**Material for the task**
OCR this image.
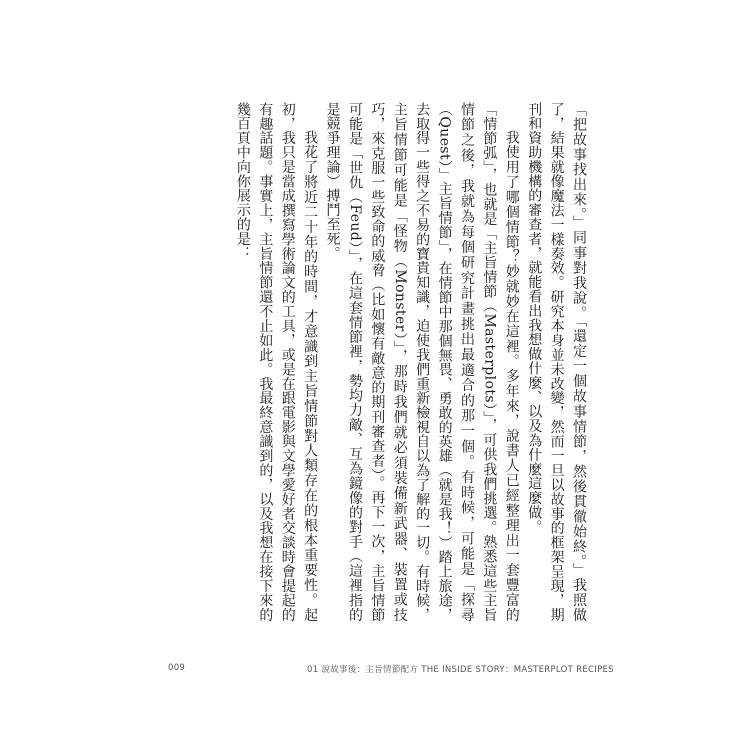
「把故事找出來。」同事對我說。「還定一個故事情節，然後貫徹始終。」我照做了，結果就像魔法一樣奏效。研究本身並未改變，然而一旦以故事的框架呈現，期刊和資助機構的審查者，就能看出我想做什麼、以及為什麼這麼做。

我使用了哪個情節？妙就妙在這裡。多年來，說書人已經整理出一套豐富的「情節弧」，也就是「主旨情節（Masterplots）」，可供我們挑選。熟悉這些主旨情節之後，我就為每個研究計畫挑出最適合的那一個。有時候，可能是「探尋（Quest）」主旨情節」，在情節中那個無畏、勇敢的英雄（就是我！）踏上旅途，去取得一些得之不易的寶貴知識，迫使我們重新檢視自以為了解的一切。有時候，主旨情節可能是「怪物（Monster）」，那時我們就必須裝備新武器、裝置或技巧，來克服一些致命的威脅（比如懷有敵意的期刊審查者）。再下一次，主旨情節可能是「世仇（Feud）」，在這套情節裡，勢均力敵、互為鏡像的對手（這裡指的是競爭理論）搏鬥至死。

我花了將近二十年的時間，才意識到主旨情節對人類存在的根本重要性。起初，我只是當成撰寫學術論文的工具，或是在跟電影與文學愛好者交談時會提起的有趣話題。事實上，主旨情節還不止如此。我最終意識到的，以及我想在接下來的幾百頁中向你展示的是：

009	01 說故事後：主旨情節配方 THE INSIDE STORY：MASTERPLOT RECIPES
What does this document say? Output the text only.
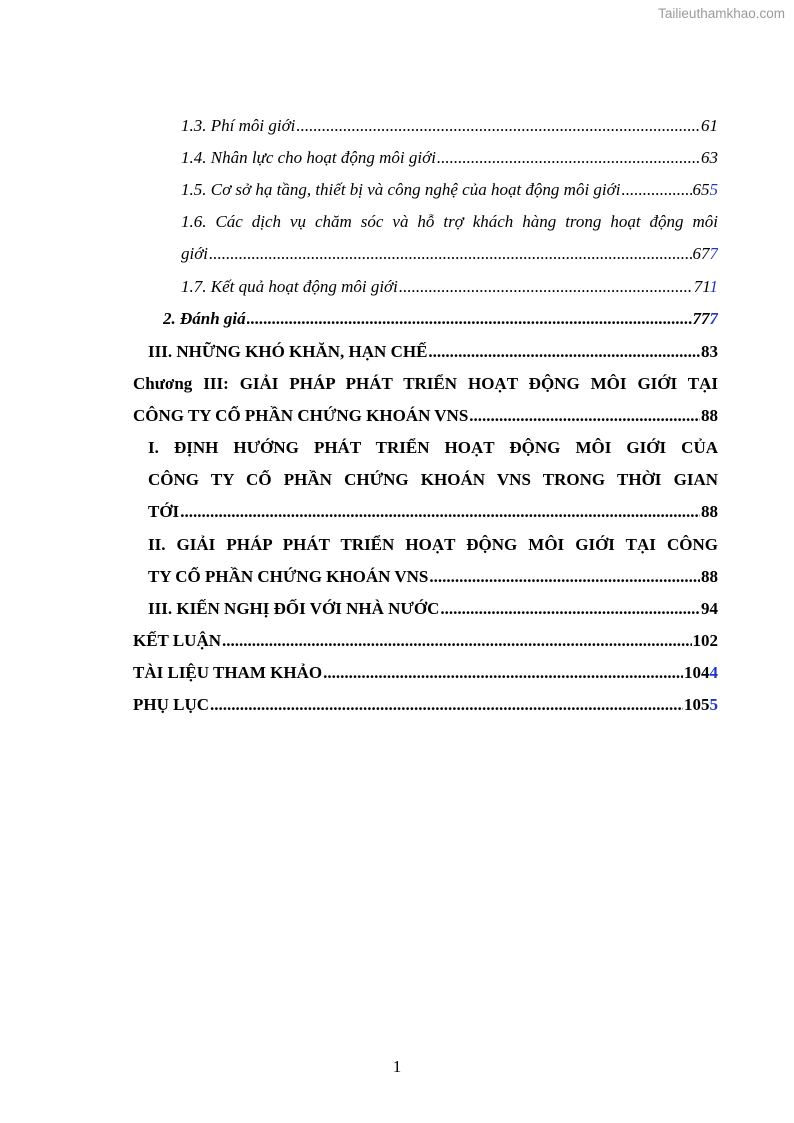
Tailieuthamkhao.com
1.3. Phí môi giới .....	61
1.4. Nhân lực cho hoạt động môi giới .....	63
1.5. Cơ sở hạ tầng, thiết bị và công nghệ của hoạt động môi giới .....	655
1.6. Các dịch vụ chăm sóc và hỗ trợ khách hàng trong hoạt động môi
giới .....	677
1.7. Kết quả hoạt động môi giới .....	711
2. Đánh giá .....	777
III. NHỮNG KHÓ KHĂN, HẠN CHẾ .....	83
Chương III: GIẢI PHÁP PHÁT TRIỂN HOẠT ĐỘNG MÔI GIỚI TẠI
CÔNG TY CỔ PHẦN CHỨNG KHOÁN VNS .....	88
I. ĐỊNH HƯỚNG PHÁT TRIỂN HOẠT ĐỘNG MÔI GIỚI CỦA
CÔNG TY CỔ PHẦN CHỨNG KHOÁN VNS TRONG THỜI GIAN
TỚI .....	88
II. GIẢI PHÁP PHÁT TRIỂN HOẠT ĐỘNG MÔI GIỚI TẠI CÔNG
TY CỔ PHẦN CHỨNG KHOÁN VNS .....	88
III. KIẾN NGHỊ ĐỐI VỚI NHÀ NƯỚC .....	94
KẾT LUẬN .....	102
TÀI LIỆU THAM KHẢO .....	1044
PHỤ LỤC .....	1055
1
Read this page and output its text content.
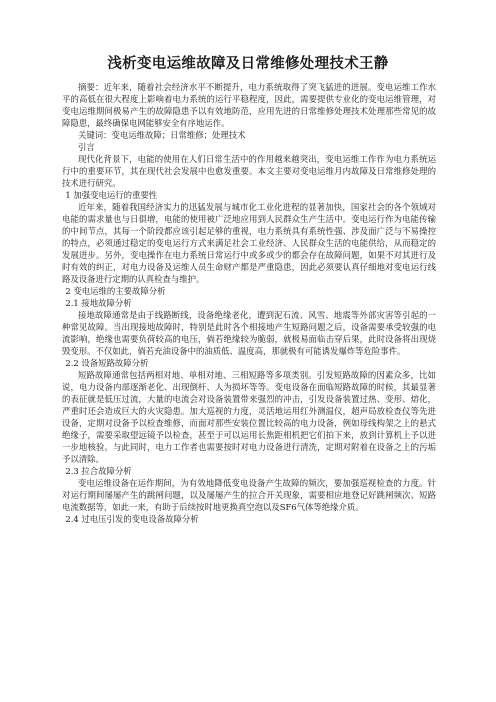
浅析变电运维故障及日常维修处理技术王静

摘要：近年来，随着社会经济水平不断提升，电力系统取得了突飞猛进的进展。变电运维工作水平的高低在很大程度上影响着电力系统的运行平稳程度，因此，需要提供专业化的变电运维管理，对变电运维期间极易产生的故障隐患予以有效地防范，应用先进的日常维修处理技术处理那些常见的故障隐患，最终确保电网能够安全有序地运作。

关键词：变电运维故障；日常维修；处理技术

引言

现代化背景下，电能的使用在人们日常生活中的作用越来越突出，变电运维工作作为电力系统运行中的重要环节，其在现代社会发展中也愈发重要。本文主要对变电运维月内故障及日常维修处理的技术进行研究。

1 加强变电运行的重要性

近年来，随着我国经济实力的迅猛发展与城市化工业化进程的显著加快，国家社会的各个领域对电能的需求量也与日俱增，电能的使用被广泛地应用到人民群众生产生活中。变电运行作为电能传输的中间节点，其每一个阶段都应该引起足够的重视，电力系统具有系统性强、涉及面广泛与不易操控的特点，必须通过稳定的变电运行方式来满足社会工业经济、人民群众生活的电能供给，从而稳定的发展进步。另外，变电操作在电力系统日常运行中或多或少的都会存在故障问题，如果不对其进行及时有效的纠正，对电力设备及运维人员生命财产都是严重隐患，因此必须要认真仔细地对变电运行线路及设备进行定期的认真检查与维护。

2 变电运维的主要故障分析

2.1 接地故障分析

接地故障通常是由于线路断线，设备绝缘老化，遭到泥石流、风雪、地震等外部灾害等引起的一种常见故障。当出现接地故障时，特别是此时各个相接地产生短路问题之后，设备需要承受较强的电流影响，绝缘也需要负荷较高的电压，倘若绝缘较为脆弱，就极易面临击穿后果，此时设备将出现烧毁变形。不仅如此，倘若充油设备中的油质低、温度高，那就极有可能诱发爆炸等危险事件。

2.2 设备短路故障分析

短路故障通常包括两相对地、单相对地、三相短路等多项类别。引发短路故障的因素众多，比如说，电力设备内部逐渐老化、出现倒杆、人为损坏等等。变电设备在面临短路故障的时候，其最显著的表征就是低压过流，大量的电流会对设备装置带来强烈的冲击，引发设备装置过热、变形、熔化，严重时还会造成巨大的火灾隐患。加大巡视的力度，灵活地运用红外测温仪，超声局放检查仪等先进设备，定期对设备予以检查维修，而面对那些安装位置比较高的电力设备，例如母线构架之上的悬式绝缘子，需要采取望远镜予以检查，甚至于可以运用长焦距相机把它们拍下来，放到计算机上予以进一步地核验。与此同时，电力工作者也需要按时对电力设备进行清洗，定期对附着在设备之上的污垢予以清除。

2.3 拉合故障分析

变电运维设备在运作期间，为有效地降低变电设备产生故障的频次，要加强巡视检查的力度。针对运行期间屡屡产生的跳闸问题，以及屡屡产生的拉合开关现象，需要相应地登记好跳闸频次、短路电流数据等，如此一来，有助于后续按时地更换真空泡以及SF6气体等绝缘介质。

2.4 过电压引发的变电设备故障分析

**Problem requirements**
Skip the pictures; extract only the lines from the line with "What does this" through the final line of the material, exactly as they appear.

**Correct response**
What does this document say? Output the text only.
Tailieuthamkhao.com
1.3. Phí môi giới .....	61
1.4. Nhân lực cho hoạt động môi giới .....	63
1.5. Cơ sở hạ tầng, thiết bị và công nghệ của hoạt động môi giới .....	655
1.6. Các dịch vụ chăm sóc và hỗ trợ khách hàng trong hoạt động môi
giới .....	677
1.7. Kết quả hoạt động môi giới .....	711
2. Đánh giá .....	777
III. NHỮNG KHÓ KHĂN, HẠN CHẾ .....	83
Chương III: GIẢI PHÁP PHÁT TRIỂN HOẠT ĐỘNG MÔI GIỚI TẠI
CÔNG TY CỔ PHẦN CHỨNG KHOÁN VNS .....	88
I. ĐỊNH HƯỚNG PHÁT TRIỂN HOẠT ĐỘNG MÔI GIỚI CỦA
CÔNG TY CỔ PHẦN CHỨNG KHOÁN VNS TRONG THỜI GIAN
TỚI .....	88
II. GIẢI PHÁP PHÁT TRIỂN HOẠT ĐỘNG MÔI GIỚI TẠI CÔNG
TY CỔ PHẦN CHỨNG KHOÁN VNS .....	88
III. KIẾN NGHỊ ĐỐI VỚI NHÀ NƯỚC .....	94
KẾT LUẬN .....	102
TÀI LIỆU THAM KHẢO .....	1044
PHỤ LỤC .....	1055
1
Read this page and output its text content.
浅析变电运维故障及日常维修处理技术王静

摘要：近年来，随着社会经济水平不断提升，电力系统取得了突飞猛进的进展。变电运维工作水平的高低在很大程度上影响着电力系统的运行平稳程度，因此，需要提供专业化的变电运维管理，对变电运维期间极易产生的故障隐患予以有效地防范，应用先进的日常维修处理技术处理那些常见的故障隐患，最终确保电网能够安全有序地运作。

关键词：变电运维故障；日常维修；处理技术

引言

现代化背景下，电能的使用在人们日常生活中的作用越来越突出，变电运维工作作为电力系统运行中的重要环节，其在现代社会发展中也愈发重要。本文主要对变电运维月内故障及日常维修处理的技术进行研究。

1 加强变电运行的重要性

近年来，随着我国经济实力的迅猛发展与城市化工业化进程的显著加快，国家社会的各个领域对电能的需求量也与日俱增，电能的使用被广泛地应用到人民群众生产生活中。变电运行作为电能传输的中间节点，其每一个阶段都应该引起足够的重视，电力系统具有系统性强、涉及面广泛与不易操控的特点，必须通过稳定的变电运行方式来满足社会工业经济、人民群众生活的电能供给，从而稳定的发展进步。另外，变电操作在电力系统日常运行中或多或少的都会存在故障问题，如果不对其进行及时有效的纠正，对电力设备及运维人员生命财产都是严重隐患，因此必须要认真仔细地对变电运行线路及设备进行定期的认真检查与维护。

2 变电运维的主要故障分析

2.1 接地故障分析

接地故障通常是由于线路断线，设备绝缘老化，遭到泥石流、风雪、地震等外部灾害等引起的一种常见故障。当出现接地故障时，特别是此时各个相接地产生短路问题之后，设备需要承受较强的电流影响，绝缘也需要负荷较高的电压，倘若绝缘较为脆弱，就极易面临击穿后果，此时设备将出现烧毁变形。不仅如此，倘若充油设备中的油质低、温度高，那就极有可能诱发爆炸等危险事件。

2.2 设备短路故障分析

短路故障通常包括两相对地、单相对地、三相短路等多项类别。引发短路故障的因素众多，比如说，电力设备内部逐渐老化、出现倒杆、人为损坏等等。变电设备在面临短路故障的时候，其最显著的表征就是低压过流，大量的电流会对设备装置带来强烈的冲击，引发设备装置过热、变形、熔化，严重时还会造成巨大的火灾隐患。加大巡视的力度，灵活地运用红外测温仪，超声局放检查仪等先进设备，定期对设备予以检查维修，而面对那些安装位置比较高的电力设备，例如母线构架之上的悬式绝缘子，需要采取望远镜予以检查，甚至于可以运用长焦距相机把它们拍下来，放到计算机上予以进一步地核验。与此同时，电力工作者也需要按时对电力设备进行清洗，定期对附着在设备之上的污垢予以清除。

2.3 拉合故障分析

变电运维设备在运作期间，为有效地降低变电设备产生故障的频次，要加强巡视检查的力度。针对运行期间屡屡产生的跳闸问题，以及屡屡产生的拉合开关现象，需要相应地登记好跳闸频次、短路电流数据等，如此一来，有助于后续按时地更换真空泡以及SF6气体等绝缘介质。

2.4 过电压引发的变电设备故障分析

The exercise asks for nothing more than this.